**SET EXERCISE**
From the records, pick out and copy each line containing "Models".

**SOURCE MATERIAL**

===============

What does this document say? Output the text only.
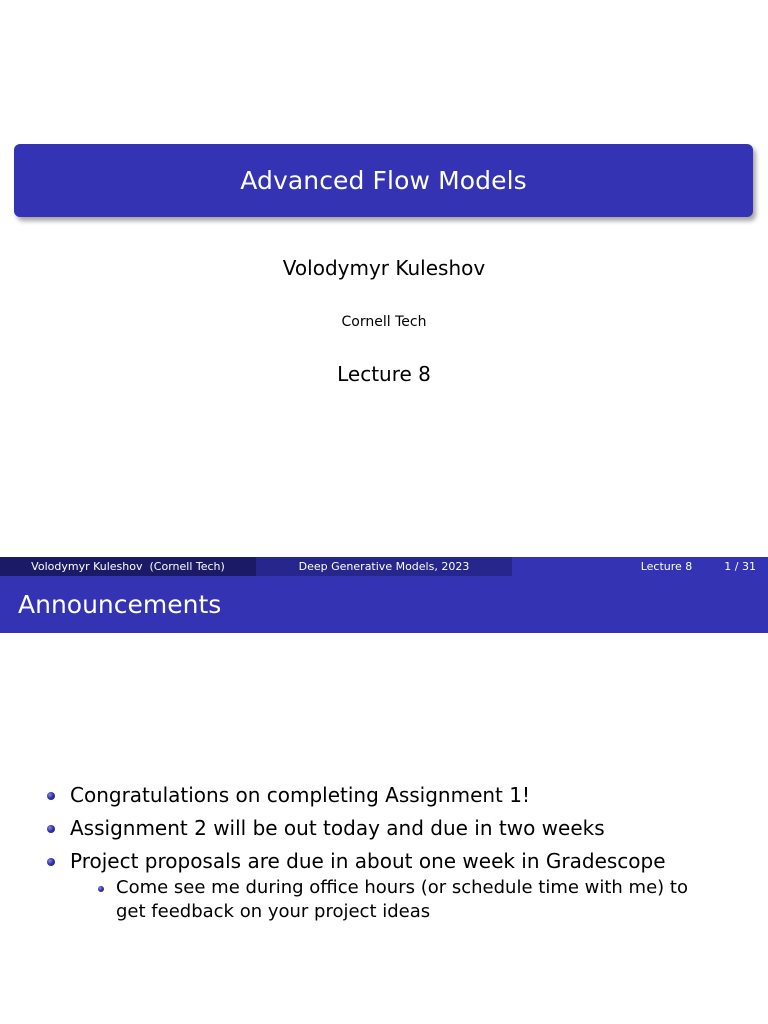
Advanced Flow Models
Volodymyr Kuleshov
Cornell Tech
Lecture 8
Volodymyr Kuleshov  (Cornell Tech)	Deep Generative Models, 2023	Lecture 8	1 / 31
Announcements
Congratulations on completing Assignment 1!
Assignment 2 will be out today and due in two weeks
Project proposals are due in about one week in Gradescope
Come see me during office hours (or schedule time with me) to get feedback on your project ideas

===============

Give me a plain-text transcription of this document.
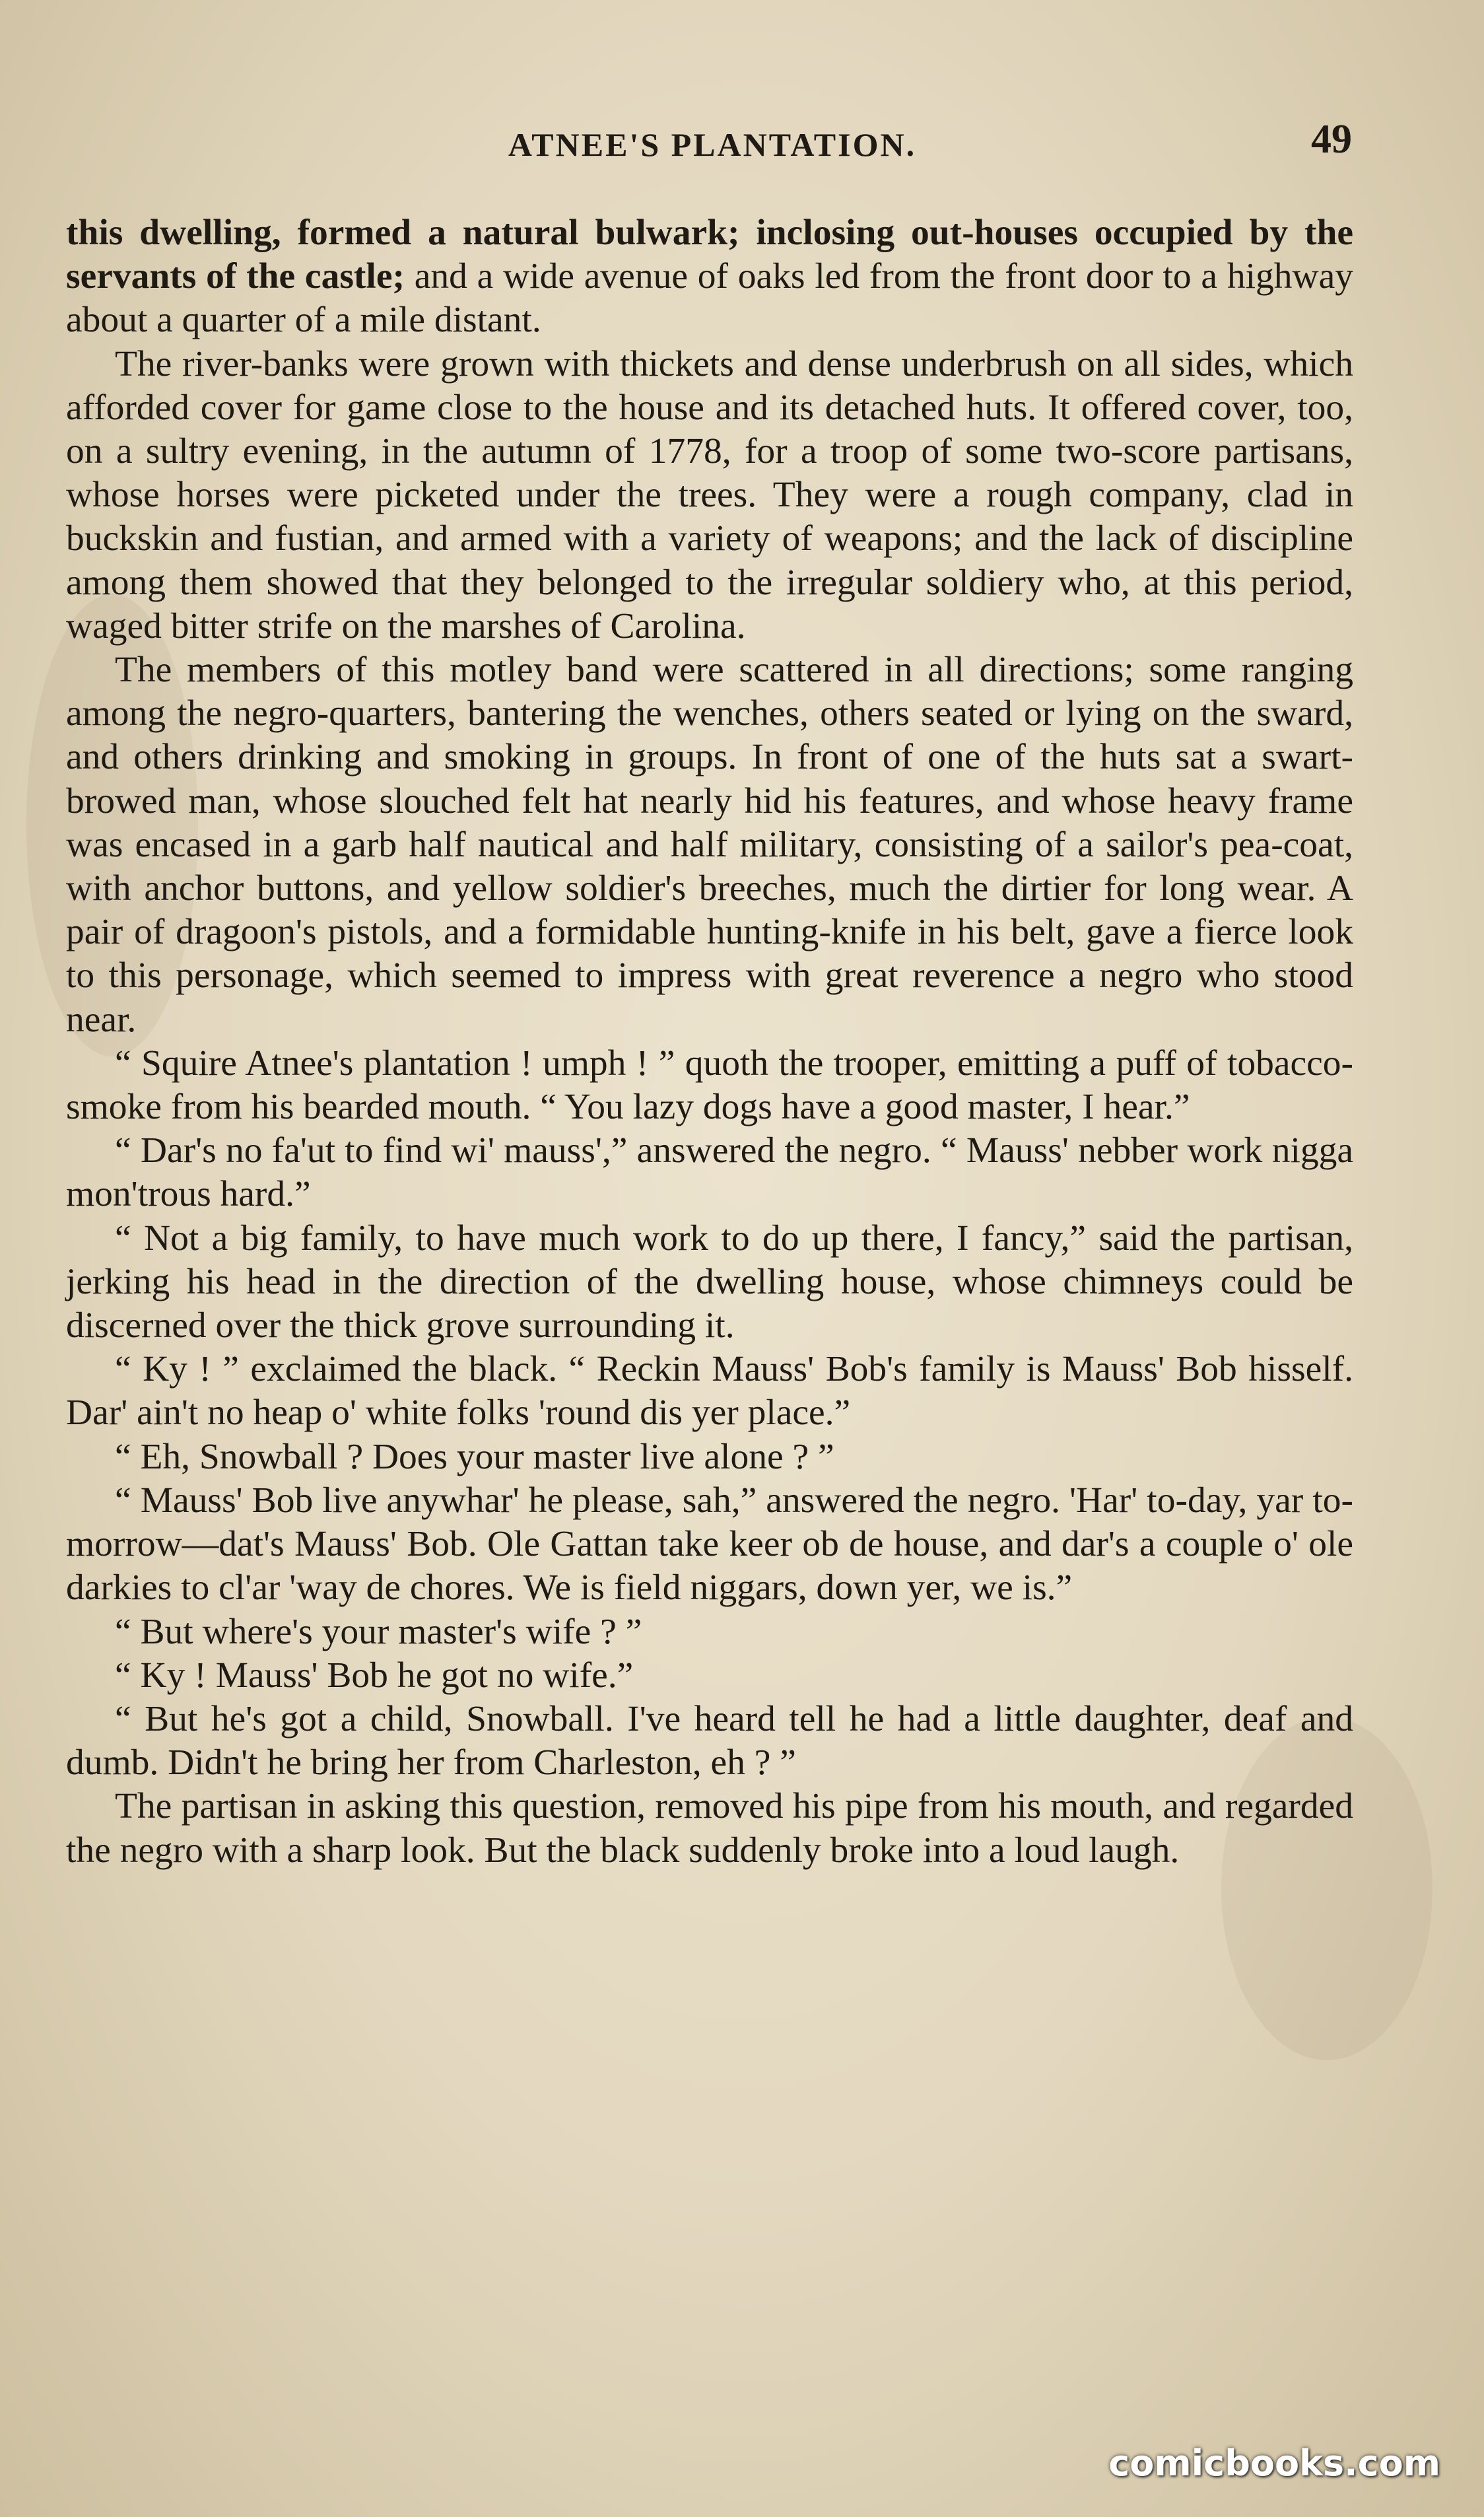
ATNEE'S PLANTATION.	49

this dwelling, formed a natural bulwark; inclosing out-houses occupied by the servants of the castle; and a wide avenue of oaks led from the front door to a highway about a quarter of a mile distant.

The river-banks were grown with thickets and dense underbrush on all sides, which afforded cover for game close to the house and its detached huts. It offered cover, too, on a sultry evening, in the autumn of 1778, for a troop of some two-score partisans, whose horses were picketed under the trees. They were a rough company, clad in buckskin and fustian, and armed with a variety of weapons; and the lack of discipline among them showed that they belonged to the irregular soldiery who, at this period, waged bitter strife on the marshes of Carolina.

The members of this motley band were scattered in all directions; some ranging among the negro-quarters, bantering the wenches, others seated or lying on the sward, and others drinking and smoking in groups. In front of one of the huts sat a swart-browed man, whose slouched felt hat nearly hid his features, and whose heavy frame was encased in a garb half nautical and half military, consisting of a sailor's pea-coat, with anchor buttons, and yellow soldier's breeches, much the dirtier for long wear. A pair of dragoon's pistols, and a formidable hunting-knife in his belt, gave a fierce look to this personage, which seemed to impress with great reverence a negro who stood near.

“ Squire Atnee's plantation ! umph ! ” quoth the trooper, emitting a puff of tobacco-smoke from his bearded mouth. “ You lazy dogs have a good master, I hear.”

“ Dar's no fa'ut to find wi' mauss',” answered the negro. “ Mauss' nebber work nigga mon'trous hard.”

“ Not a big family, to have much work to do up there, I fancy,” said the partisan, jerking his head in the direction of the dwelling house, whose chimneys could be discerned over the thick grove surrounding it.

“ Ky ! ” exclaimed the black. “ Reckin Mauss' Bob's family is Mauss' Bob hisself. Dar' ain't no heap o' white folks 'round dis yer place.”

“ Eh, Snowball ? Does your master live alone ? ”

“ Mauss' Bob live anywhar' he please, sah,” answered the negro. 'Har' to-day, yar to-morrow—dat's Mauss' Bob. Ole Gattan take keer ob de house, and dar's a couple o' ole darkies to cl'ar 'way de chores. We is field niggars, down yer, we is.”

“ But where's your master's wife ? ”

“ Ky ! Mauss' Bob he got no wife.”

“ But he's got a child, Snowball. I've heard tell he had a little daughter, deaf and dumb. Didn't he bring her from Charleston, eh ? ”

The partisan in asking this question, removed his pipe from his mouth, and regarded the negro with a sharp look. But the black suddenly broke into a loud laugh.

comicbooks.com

===============

**CORRECT OUTPUT**
Advanced Flow Models
Volodymyr Kuleshov  (Cornell Tech)	Deep Generative Models, 2023	Lecture 8	1 / 31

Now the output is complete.